> [Problem to solve] Filter the records below and copy every line containing the word "lunes".

[START]

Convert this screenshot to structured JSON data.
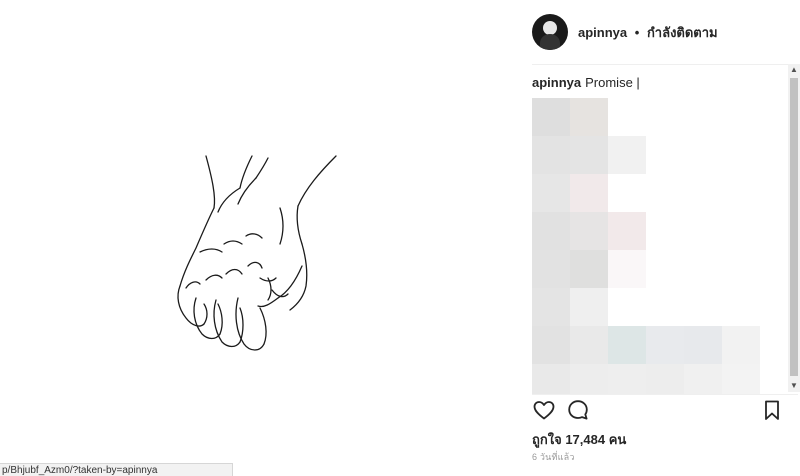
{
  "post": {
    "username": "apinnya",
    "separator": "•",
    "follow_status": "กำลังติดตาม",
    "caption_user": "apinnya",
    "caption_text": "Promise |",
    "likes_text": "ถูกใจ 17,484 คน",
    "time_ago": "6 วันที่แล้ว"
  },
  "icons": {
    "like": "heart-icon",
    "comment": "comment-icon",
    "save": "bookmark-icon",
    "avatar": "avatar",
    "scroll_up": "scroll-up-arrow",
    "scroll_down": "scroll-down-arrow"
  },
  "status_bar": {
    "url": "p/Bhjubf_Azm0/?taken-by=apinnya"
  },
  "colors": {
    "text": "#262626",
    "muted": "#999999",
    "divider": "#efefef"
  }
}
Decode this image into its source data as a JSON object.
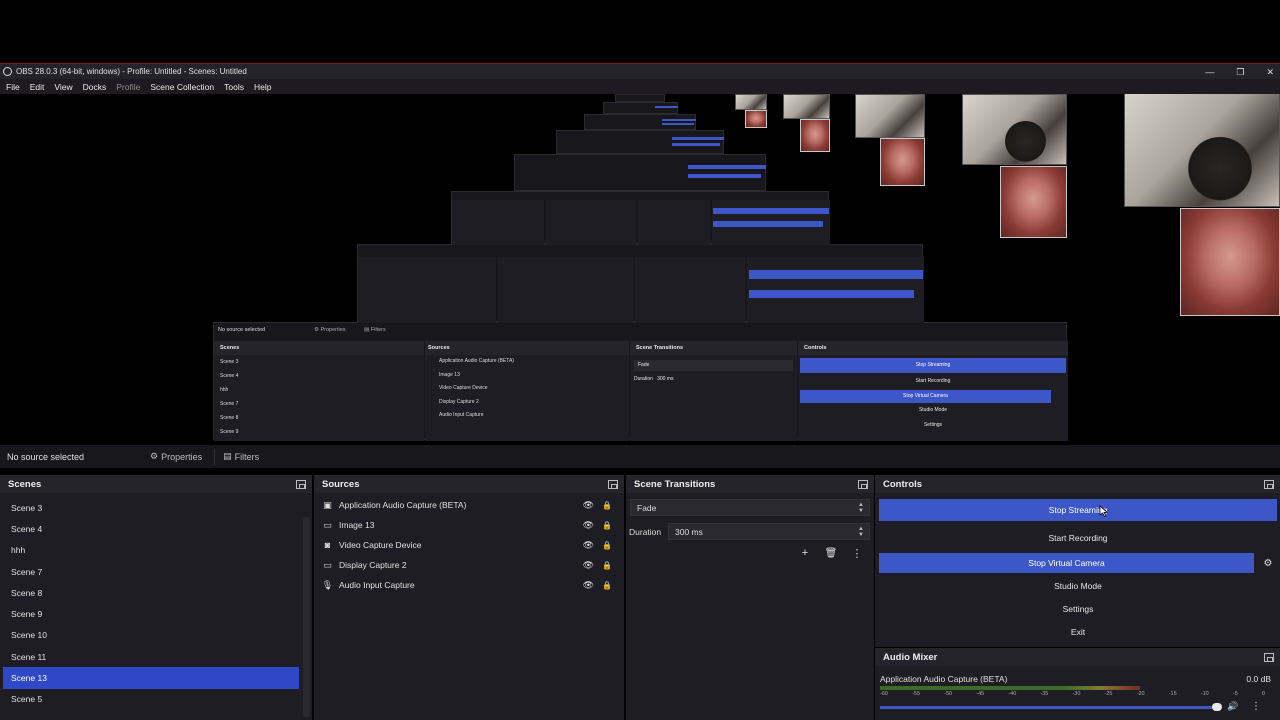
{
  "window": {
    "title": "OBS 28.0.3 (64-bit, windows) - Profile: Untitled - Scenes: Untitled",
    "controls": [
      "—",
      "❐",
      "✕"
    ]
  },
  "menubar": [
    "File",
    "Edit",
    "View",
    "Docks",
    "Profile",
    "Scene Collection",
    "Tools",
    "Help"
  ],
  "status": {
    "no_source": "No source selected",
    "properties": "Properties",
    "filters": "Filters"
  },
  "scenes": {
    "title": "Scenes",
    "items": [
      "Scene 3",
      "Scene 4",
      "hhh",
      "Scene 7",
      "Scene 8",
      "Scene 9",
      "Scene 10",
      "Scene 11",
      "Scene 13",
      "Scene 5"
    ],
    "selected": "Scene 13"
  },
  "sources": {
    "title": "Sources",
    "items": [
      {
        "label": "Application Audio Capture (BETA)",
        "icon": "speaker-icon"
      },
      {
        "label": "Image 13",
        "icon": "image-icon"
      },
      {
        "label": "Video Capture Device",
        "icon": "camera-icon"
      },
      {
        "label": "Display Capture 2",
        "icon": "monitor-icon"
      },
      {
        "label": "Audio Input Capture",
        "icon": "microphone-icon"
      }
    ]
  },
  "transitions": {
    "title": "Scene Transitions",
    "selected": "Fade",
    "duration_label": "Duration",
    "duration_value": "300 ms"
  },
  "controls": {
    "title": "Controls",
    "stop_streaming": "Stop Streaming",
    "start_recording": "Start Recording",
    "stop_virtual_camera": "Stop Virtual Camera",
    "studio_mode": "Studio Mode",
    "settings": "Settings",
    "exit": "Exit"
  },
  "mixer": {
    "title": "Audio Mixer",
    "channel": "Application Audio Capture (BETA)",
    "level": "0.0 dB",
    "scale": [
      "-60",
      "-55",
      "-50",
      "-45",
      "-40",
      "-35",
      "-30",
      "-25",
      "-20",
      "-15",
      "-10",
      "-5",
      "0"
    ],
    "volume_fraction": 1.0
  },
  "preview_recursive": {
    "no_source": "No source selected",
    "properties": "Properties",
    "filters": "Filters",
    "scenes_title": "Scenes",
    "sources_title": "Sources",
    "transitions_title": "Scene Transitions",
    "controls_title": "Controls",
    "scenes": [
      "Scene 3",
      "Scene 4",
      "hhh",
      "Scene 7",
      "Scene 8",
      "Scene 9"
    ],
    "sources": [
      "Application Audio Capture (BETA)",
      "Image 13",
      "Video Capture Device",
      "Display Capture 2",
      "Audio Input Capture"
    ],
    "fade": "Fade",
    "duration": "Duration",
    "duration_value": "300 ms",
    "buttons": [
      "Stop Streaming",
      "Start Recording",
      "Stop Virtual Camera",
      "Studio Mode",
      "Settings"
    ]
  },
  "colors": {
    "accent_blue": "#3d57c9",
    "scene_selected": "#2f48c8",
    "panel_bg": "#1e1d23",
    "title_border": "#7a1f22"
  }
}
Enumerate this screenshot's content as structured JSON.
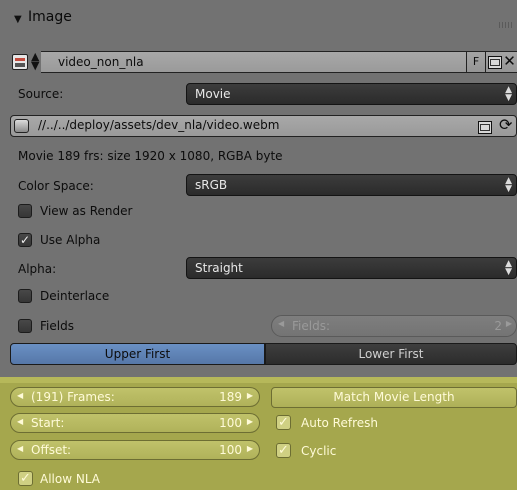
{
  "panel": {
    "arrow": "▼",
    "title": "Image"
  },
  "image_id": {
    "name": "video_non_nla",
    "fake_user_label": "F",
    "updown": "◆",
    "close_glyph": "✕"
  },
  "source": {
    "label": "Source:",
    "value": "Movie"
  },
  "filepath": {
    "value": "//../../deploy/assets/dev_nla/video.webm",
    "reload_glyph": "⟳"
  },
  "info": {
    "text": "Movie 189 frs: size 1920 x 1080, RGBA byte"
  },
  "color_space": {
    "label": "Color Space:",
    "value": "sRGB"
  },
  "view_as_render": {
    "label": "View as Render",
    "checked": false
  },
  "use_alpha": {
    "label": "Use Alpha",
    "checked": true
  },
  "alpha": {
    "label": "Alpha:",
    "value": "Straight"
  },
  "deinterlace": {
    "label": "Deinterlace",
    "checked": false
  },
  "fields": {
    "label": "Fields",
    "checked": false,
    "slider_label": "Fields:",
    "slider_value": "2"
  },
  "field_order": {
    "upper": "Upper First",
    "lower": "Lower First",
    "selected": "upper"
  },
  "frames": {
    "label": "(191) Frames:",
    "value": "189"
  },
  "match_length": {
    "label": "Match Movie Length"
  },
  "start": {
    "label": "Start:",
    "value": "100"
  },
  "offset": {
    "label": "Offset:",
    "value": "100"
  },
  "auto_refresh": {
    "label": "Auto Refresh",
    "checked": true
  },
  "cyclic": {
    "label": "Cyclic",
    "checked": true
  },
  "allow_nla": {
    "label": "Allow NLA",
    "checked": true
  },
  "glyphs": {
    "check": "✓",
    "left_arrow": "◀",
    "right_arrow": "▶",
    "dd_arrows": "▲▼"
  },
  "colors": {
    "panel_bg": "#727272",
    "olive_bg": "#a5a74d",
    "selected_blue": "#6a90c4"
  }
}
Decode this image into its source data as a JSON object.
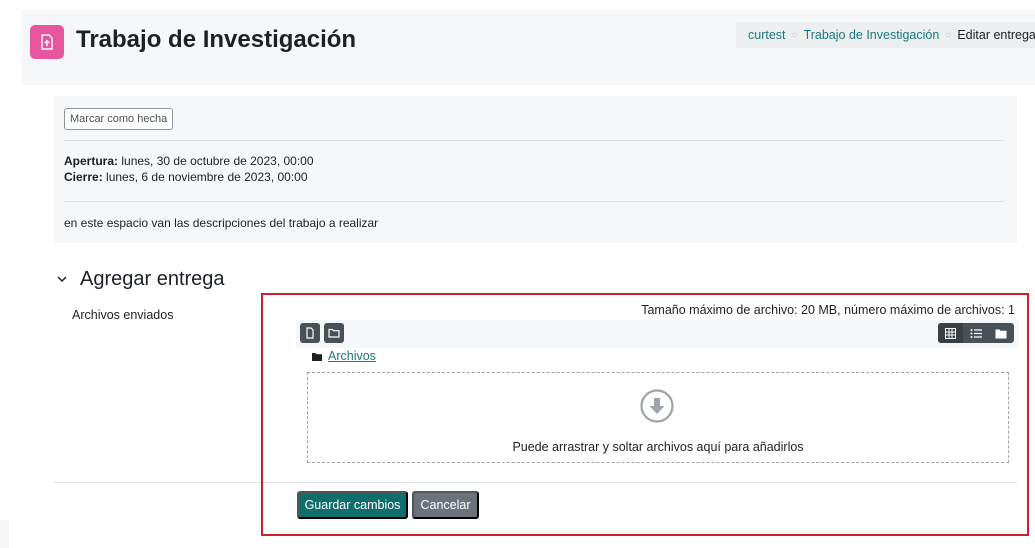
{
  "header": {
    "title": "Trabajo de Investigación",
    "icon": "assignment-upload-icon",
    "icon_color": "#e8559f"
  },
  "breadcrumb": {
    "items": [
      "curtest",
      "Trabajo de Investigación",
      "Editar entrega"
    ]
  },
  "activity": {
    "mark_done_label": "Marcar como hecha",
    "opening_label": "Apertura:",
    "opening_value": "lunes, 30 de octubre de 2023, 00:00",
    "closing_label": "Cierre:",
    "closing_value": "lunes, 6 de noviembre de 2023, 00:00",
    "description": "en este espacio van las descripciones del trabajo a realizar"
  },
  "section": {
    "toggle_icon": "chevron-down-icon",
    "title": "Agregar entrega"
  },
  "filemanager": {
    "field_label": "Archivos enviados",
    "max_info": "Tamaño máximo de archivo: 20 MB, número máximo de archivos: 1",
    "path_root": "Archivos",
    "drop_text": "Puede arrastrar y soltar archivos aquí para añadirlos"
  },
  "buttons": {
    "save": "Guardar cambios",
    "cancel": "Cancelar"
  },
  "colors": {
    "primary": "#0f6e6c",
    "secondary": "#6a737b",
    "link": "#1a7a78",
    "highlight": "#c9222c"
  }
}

[END]
[START]

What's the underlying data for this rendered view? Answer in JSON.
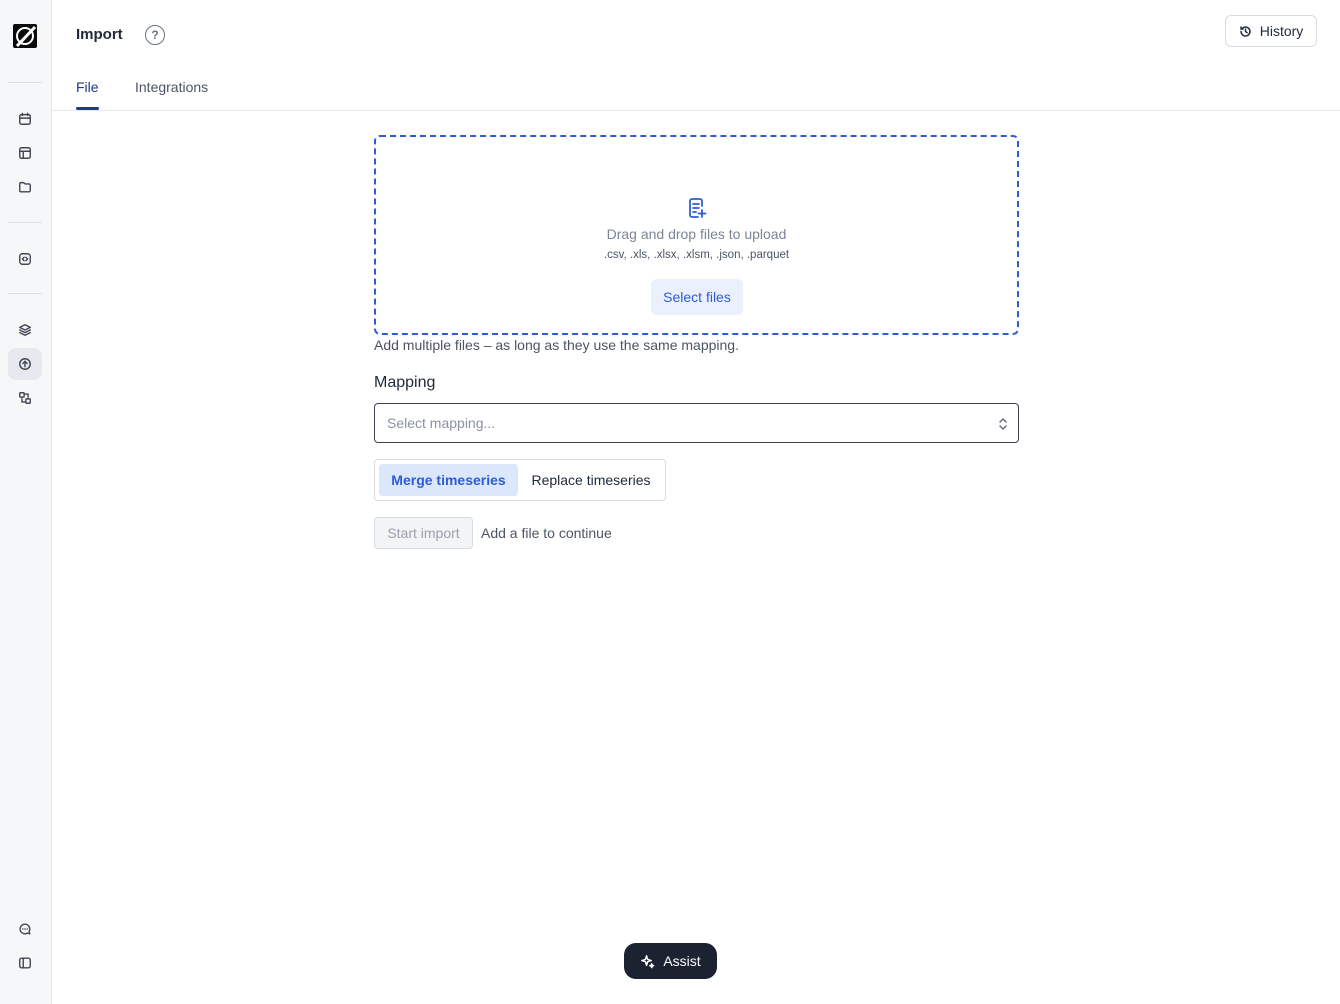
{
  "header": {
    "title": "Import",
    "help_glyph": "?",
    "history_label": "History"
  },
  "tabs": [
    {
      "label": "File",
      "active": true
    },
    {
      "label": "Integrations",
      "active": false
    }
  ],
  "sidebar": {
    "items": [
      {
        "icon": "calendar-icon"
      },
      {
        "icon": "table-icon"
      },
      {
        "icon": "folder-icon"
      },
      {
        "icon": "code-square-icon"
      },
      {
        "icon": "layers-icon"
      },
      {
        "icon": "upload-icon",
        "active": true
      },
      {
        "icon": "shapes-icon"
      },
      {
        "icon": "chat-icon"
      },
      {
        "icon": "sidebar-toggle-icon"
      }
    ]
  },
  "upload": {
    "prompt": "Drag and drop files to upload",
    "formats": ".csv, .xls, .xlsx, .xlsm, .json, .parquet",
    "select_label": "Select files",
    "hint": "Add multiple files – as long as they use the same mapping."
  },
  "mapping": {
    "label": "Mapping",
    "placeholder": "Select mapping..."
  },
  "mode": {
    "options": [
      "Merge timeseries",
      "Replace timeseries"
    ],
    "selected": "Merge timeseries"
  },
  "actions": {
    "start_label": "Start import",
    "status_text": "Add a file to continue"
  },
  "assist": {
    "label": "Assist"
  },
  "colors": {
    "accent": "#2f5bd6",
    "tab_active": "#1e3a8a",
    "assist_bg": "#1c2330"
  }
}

[END]

> [Answer]
    "opening_value": "lunes, 30 de octubre de 2023, 00:00",
    "closing_value": "lunes, 6 de noviembre de 2023, 00:00",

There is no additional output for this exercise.